Problem requirements:
Retype each entry below exactly as it stands.

Records from a collection:

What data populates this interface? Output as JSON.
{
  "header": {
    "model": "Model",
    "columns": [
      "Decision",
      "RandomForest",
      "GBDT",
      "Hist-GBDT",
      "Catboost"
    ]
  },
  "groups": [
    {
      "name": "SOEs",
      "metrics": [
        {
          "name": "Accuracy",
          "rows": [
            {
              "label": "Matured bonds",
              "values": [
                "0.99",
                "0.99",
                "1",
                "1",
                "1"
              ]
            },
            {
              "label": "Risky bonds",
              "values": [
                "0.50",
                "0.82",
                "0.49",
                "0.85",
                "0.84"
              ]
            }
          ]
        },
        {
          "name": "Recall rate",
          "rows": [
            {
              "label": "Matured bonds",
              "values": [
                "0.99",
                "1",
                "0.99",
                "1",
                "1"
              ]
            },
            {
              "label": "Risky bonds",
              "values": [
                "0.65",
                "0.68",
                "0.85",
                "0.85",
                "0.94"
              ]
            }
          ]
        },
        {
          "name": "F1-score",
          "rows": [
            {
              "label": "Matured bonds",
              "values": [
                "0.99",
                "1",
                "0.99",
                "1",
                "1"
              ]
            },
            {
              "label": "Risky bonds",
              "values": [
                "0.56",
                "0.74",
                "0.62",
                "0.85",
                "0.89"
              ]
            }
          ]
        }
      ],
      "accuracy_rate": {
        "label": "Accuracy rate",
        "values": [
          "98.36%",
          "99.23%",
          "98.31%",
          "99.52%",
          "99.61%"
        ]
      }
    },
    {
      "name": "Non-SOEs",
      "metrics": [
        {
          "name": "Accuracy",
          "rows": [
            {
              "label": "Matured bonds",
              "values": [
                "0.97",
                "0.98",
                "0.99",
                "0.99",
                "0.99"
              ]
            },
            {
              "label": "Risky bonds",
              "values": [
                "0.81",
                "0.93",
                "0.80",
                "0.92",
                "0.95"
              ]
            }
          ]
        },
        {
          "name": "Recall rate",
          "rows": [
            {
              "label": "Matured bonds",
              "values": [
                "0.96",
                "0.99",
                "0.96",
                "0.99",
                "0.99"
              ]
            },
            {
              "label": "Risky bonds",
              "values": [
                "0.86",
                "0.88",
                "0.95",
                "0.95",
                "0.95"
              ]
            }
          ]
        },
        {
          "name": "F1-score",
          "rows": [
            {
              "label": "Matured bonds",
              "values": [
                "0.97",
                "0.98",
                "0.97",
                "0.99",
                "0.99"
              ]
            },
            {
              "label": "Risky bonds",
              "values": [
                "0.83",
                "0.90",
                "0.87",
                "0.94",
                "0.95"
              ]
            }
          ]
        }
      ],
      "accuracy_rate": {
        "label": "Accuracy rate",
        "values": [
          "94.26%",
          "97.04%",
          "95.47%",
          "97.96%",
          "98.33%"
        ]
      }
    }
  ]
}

Response to the exercise:
What data populates this interface? Output as JSON.
{
  "header": {
    "model": "Model",
    "columns": [
      "Decision",
      "RandomForest",
      "GBDT",
      "Hist-GBDT",
      "Catboost"
    ]
  },
  "groups": [
    {
      "name": "SOEs",
      "metrics": [
        {
          "name": "Accuracy",
          "rows": [
            {
              "label": "Matured bonds",
              "values": [
                "0.99",
                "0.99",
                "1",
                "1",
                "1"
              ]
            },
            {
              "label": "Risky bonds",
              "values": [
                "0.50",
                "0.82",
                "0.49",
                "0.85",
                "0.84"
              ]
            }
          ]
        },
        {
          "name": "Recall rate",
          "rows": [
            {
              "label": "Matured bonds",
              "values": [
                "0.99",
                "1",
                "0.99",
                "1",
                "1"
              ]
            },
            {
              "label": "Risky bonds",
              "values": [
                "0.65",
                "0.68",
                "0.85",
                "0.85",
                "0.94"
              ]
            }
          ]
        },
        {
          "name": "F1-score",
          "rows": [
            {
              "label": "Matured bonds",
              "values": [
                "0.99",
                "1",
                "0.99",
                "1",
                "1"
              ]
            },
            {
              "label": "Risky bonds",
              "values": [
                "0.56",
                "0.74",
                "0.62",
                "0.85",
                "0.89"
              ]
            }
          ]
        }
      ],
      "accuracy_rate": {
        "label": "Accuracy rate",
        "values": [
          "98.36%",
          "99.23%",
          "98.31%",
          "99.52%",
          "99.61%"
        ]
      }
    },
    {
      "name": "Non-SOEs",
      "metrics": [
        {
          "name": "Accuracy",
          "rows": [
            {
              "label": "Matured bonds",
              "values": [
                "0.97",
                "0.98",
                "0.99",
                "0.99",
                "0.99"
              ]
            },
            {
              "label": "Risky bonds",
              "values": [
                "0.81",
                "0.93",
                "0.80",
                "0.92",
                "0.95"
              ]
            }
          ]
        },
        {
          "name": "Recall rate",
          "rows": [
            {
              "label": "Matured bonds",
              "values": [
                "0.96",
                "0.99",
                "0.96",
                "0.99",
                "0.99"
              ]
            },
            {
              "label": "Risky bonds",
              "values": [
                "0.86",
                "0.88",
                "0.95",
                "0.95",
                "0.95"
              ]
            }
          ]
        },
        {
          "name": "F1-score",
          "rows": [
            {
              "label": "Matured bonds",
              "values": [
                "0.97",
                "0.98",
                "0.97",
                "0.99",
                "0.99"
              ]
            },
            {
              "label": "Risky bonds",
              "values": [
                "0.83",
                "0.90",
                "0.87",
                "0.94",
                "0.95"
              ]
            }
          ]
        }
      ],
      "accuracy_rate": {
        "label": "Accuracy rate",
        "values": [
          "94.26%",
          "97.04%",
          "95.47%",
          "97.96%",
          "98.33%"
        ]
      }
    }
  ]
}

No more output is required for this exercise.